■ Aim ■
Where a line holds the string "like", return that line.

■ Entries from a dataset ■
▼
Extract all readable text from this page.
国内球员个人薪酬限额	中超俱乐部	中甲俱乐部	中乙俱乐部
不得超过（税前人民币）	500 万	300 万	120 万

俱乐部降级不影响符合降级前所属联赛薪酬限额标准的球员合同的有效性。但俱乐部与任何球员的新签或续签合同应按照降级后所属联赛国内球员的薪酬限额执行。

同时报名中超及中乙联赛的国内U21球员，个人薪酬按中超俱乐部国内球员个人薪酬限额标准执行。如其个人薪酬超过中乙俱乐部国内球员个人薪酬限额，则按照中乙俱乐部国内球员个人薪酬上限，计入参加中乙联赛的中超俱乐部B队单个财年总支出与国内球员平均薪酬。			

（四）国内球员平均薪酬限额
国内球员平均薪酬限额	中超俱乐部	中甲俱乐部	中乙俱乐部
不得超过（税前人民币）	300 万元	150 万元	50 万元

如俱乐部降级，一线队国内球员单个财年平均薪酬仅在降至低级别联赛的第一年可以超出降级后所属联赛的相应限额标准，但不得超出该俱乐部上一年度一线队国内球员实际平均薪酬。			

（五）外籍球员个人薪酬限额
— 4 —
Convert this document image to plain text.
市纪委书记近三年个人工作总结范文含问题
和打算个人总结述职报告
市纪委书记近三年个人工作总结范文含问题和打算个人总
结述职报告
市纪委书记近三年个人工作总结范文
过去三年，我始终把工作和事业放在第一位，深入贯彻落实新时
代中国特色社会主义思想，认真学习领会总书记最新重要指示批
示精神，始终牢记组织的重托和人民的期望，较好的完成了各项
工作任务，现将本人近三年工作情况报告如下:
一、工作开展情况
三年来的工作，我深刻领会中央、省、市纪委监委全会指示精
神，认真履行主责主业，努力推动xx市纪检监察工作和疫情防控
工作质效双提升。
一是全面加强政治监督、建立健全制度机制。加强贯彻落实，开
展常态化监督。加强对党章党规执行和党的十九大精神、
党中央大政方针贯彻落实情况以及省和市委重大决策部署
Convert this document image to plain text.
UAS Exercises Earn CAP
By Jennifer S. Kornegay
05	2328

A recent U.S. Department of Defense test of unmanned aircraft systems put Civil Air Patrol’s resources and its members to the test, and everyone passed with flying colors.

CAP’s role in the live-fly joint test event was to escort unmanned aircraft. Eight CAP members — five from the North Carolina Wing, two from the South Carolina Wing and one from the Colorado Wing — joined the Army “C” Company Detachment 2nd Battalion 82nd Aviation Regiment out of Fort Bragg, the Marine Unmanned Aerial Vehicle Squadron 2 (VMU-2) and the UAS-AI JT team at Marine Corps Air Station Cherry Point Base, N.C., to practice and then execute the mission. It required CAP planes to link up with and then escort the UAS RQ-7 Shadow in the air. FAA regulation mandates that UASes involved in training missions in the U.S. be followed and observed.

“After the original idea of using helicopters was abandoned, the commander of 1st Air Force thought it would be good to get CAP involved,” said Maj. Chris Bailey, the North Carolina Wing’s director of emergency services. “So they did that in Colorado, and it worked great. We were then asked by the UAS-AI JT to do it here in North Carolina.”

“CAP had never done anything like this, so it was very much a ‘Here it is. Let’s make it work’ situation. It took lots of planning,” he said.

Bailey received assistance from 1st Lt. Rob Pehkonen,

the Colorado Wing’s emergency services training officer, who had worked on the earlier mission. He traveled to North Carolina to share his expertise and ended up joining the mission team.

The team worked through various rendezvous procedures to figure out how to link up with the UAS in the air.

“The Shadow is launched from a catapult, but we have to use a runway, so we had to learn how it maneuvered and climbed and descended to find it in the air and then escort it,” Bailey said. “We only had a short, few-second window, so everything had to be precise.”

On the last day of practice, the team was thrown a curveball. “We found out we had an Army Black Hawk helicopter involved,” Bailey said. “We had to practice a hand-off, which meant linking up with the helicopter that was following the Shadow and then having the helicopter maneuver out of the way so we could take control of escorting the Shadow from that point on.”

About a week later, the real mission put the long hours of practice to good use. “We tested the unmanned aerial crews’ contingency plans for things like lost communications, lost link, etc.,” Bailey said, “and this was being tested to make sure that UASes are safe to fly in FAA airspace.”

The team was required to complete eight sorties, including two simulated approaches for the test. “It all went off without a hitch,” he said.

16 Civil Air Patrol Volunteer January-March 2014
▲
▼
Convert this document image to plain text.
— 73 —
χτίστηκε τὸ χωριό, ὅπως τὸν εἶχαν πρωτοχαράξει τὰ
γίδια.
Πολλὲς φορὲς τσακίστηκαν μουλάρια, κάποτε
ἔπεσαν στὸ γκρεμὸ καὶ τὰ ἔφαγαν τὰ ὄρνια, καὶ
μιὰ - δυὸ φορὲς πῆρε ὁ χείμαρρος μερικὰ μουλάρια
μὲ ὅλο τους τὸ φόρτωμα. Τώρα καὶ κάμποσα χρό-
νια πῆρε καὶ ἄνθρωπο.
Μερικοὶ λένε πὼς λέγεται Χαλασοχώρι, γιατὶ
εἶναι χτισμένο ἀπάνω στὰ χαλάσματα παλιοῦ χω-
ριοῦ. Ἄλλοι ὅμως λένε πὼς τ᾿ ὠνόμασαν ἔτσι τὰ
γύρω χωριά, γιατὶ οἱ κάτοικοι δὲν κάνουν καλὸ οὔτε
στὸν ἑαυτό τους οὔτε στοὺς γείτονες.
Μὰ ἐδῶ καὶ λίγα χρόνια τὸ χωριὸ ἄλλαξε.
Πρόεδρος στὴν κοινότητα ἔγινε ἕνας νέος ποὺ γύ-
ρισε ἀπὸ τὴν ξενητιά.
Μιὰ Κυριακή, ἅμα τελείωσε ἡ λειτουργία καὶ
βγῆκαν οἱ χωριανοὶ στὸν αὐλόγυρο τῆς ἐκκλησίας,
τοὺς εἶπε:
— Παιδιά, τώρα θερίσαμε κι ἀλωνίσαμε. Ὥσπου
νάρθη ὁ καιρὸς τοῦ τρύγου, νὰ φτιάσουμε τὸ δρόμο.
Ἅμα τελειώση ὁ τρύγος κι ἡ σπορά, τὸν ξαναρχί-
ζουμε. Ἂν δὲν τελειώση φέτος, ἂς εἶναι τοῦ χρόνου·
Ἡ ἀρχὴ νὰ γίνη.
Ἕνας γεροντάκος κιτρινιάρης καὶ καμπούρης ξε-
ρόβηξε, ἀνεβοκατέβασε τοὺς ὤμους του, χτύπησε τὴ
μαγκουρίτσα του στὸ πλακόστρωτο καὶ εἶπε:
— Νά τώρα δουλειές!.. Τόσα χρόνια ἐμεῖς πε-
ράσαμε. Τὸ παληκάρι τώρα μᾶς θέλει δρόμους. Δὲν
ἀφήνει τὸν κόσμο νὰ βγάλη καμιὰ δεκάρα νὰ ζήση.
▲
■ Complete answer ■
“CAP had never done anything like this, so it was very much a ‘Here it is. Let’s make it work’ situation. It took lots of planning,” he said.
About a week later, the real mission put the long hours of practice to good use. “We tested the unmanned aerial crews’ contingency plans for things like lost communications, lost link, etc.,” Bailey said, “and this was being tested to make sure that UASes are safe to fly in FAA airspace.”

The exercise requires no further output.